#### Entries ####
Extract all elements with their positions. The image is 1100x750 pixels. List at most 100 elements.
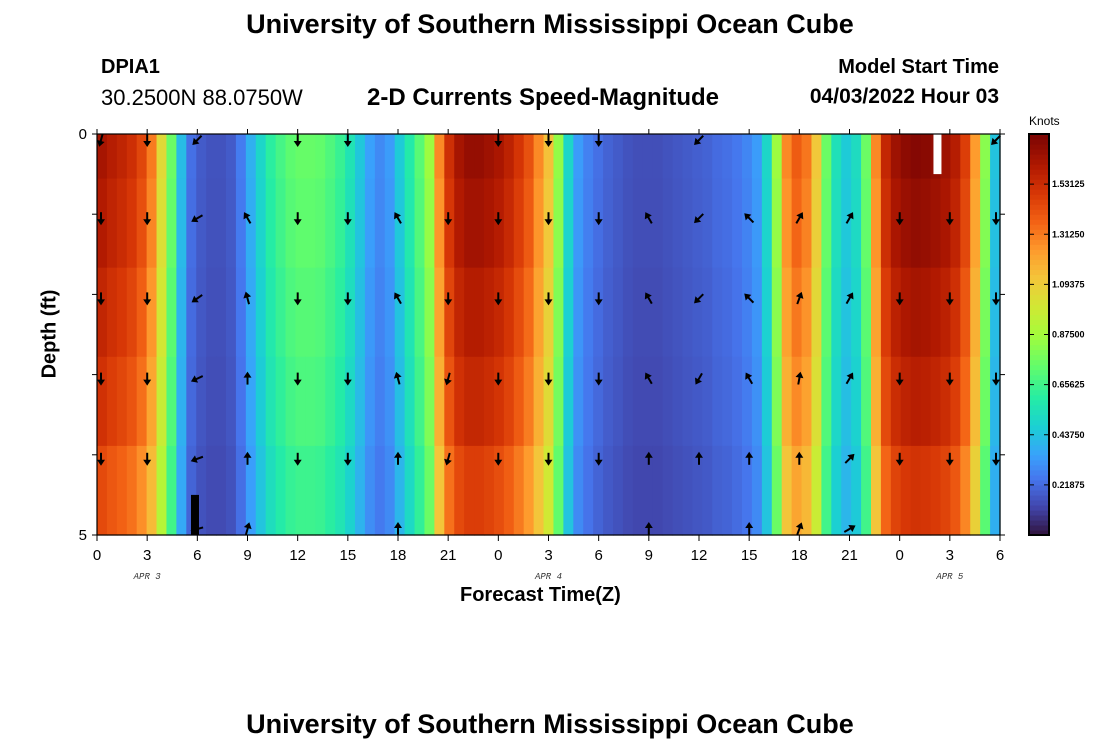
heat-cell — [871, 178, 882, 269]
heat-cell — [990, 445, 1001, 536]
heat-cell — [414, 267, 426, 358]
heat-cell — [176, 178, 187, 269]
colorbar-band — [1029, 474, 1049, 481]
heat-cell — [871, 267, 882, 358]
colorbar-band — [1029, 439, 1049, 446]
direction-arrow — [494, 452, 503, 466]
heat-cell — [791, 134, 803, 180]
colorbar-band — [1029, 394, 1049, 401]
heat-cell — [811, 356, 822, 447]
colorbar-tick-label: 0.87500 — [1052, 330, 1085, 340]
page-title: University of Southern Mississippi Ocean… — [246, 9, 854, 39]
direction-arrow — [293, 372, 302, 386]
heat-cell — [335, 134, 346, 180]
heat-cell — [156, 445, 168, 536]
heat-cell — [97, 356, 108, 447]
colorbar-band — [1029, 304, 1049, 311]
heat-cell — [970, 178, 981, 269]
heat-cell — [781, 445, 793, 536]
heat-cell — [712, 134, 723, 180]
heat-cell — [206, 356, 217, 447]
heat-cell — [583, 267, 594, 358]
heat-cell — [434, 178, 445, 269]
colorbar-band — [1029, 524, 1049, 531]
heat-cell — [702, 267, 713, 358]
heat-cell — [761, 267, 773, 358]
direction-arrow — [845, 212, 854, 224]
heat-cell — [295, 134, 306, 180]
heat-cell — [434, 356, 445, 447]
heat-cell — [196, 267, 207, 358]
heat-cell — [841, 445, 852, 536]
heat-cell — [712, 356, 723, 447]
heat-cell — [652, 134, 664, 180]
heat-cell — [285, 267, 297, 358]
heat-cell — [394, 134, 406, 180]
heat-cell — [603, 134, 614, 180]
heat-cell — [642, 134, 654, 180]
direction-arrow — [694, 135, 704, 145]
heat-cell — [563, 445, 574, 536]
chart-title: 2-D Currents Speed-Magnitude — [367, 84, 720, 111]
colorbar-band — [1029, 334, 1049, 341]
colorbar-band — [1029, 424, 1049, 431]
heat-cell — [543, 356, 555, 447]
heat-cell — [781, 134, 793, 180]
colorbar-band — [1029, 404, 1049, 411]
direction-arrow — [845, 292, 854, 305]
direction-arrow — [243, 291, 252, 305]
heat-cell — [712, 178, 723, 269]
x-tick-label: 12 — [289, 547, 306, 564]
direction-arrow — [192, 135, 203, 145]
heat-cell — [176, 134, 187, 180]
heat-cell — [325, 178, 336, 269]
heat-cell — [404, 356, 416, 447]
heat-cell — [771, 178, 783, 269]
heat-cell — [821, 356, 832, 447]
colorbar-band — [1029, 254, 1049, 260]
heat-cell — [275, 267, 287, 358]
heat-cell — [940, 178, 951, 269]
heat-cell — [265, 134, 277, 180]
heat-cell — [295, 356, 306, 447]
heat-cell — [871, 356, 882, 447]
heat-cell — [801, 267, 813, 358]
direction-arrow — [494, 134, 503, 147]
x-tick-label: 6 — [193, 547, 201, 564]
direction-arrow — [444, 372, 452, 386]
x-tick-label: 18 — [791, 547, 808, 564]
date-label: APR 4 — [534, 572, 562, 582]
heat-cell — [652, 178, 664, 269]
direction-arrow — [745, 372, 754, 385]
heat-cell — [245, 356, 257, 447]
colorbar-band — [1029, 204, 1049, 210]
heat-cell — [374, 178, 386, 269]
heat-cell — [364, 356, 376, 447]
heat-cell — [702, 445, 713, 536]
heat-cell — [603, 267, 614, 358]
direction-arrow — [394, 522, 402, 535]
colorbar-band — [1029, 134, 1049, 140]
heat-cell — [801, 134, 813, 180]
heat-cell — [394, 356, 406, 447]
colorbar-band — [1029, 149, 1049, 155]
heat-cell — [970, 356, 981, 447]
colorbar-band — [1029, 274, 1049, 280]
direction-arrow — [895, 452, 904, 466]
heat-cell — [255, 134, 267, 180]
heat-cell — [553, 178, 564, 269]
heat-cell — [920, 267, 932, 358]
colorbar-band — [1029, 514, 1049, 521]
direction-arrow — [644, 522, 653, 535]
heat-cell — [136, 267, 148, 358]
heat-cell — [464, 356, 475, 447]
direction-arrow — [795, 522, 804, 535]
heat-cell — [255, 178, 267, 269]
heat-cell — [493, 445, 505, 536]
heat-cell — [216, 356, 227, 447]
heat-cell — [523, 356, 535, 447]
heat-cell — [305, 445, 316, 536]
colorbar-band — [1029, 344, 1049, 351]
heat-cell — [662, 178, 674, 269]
####
▸ Goal:
Rewrite every line of the records above as a Markdown table with the columns "Row" and "Line", numbering the rows and skipping blank lines. Leave the pictures out.

▸ Solution below:
| Row | Line |
|---|---|
| 1 | Extract all elements with their positions. The image is 1100x750 pixels. List at most 100 elements. |
| 2 | heat-cell — [871, 178, 882, 269] |
| 3 | heat-cell — [990, 445, 1001, 536] |
| 4 | heat-cell — [414, 267, 426, 358] |
| 5 | heat-cell — [176, 178, 187, 269] |
| 6 | colorbar-band — [1029, 474, 1049, 481] |
| 7 | heat-cell — [871, 267, 882, 358] |
| 8 | colorbar-band — [1029, 439, 1049, 446] |
| 9 | direction-arrow — [494, 452, 503, 466] |
| 10 | heat-cell — [791, 134, 803, 180] |
| 11 | colorbar-band — [1029, 394, 1049, 401] |
| 12 | heat-cell — [811, 356, 822, 447] |
| 13 | colorbar-tick-label: 0.87500 — [1052, 330, 1085, 340] |
| 14 | page-title: University of Southern Mississippi Ocean… — [246, 9, 854, 39] |
| 15 | direction-arrow — [293, 372, 302, 386] |
| 16 | heat-cell — [335, 134, 346, 180] |
| 17 | heat-cell — [156, 445, 168, 536] |
| 18 | heat-cell — [97, 356, 108, 447] |
| 19 | colorbar-band — [1029, 304, 1049, 311] |
| 20 | heat-cell — [970, 178, 981, 269] |
| 21 | heat-cell — [781, 445, 793, 536] |
| 22 | heat-cell — [712, 134, 723, 180] |
| 23 | heat-cell — [206, 356, 217, 447] |
| 24 | heat-cell — [583, 267, 594, 358] |
| 25 | heat-cell — [434, 178, 445, 269] |
| 26 | colorbar-band — [1029, 524, 1049, 531] |
| 27 | heat-cell — [702, 267, 713, 358] |
| 28 | heat-cell — [761, 267, 773, 358] |
| 29 | direction-arrow — [845, 212, 854, 224] |
| 30 | heat-cell — [295, 134, 306, 180] |
| 31 | heat-cell — [434, 356, 445, 447] |
| 32 | heat-cell — [196, 267, 207, 358] |
| 33 | heat-cell — [841, 445, 852, 536] |
| 34 | heat-cell — [712, 356, 723, 447] |
| 35 | heat-cell — [652, 134, 664, 180] |
| 36 | heat-cell — [285, 267, 297, 358] |
| 37 | heat-cell — [394, 134, 406, 180] |
| 38 | heat-cell — [603, 134, 614, 180] |
| 39 | heat-cell — [642, 134, 654, 180] |
| 40 | direction-arrow — [694, 135, 704, 145] |
| 41 | heat-cell — [563, 445, 574, 536] |
| 42 | chart-title: 2-D Currents Speed-Magnitude — [367, 84, 720, 111] |
| 43 | colorbar-band — [1029, 334, 1049, 341] |
| 44 | colorbar-band — [1029, 424, 1049, 431] |
| 45 | heat-cell — [543, 356, 555, 447] |
| 46 | heat-cell — [781, 134, 793, 180] |
| 47 | colorbar-band — [1029, 404, 1049, 411] |
| 48 | direction-arrow — [845, 292, 854, 305] |
| 49 | direction-arrow — [243, 291, 252, 305] |
| 50 | heat-cell — [712, 178, 723, 269] |
| 51 | x-tick-label: 12 — [289, 547, 306, 564] |
| 52 | direction-arrow — [192, 135, 203, 145] |
| 53 | heat-cell — [176, 134, 187, 180] |
| 54 | heat-cell — [325, 178, 336, 269] |
| 55 | heat-cell — [404, 356, 416, 447] |
| 56 | heat-cell — [771, 178, 783, 269] |
| 57 | heat-cell — [821, 356, 832, 447] |
| 58 | colorbar-band — [1029, 254, 1049, 260] |
| 59 | heat-cell — [275, 267, 287, 358] |
| 60 | heat-cell — [940, 178, 951, 269] |
| 61 | heat-cell — [265, 134, 277, 180] |
| 62 | heat-cell — [295, 356, 306, 447] |
| 63 | heat-cell — [871, 356, 882, 447] |
| 64 | heat-cell — [801, 267, 813, 358] |
| 65 | direction-arrow — [494, 134, 503, 147] |
| 66 | x-tick-label: 6 — [193, 547, 201, 564] |
| 67 | direction-arrow — [444, 372, 452, 386] |
| 68 | x-tick-label: 18 — [791, 547, 808, 564] |
| 69 | date-label: APR 4 — [534, 572, 562, 582] |
| 70 | heat-cell — [652, 178, 664, 269] |
| 71 | direction-arrow — [745, 372, 754, 385] |
| 72 | heat-cell — [245, 356, 257, 447] |
| 73 | colorbar-band — [1029, 204, 1049, 210] |
| 74 | heat-cell — [374, 178, 386, 269] |
| 75 | heat-cell — [364, 356, 376, 447] |
| 76 | heat-cell — [702, 445, 713, 536] |
| 77 | heat-cell — [603, 267, 614, 358] |
| 78 | direction-arrow — [394, 522, 402, 535] |
| 79 | colorbar-band — [1029, 134, 1049, 140] |
| 80 | heat-cell — [801, 134, 813, 180] |
| 81 | heat-cell — [394, 356, 406, 447] |
| 82 | colorbar-band — [1029, 149, 1049, 155] |
| 83 | heat-cell — [970, 356, 981, 447] |
| 84 | colorbar-band — [1029, 274, 1049, 280] |
| 85 | direction-arrow — [895, 452, 904, 466] |
| 86 | heat-cell — [255, 134, 267, 180] |
| 87 | heat-cell — [553, 178, 564, 269] |
| 88 | heat-cell — [920, 267, 932, 358] |
| 89 | colorbar-band — [1029, 514, 1049, 521] |
| 90 | direction-arrow — [644, 522, 653, 535] |
| 91 | heat-cell — [136, 267, 148, 358] |
| 92 | heat-cell — [464, 356, 475, 447] |
| 93 | direction-arrow — [795, 522, 804, 535] |
| 94 | heat-cell — [255, 178, 267, 269] |
| 95 | heat-cell — [493, 445, 505, 536] |
| 96 | heat-cell — [216, 356, 227, 447] |
| 97 | heat-cell — [523, 356, 535, 447] |
| 98 | heat-cell — [305, 445, 316, 536] |
| 99 | colorbar-band — [1029, 344, 1049, 351] |
| 100 | heat-cell — [662, 178, 674, 269] |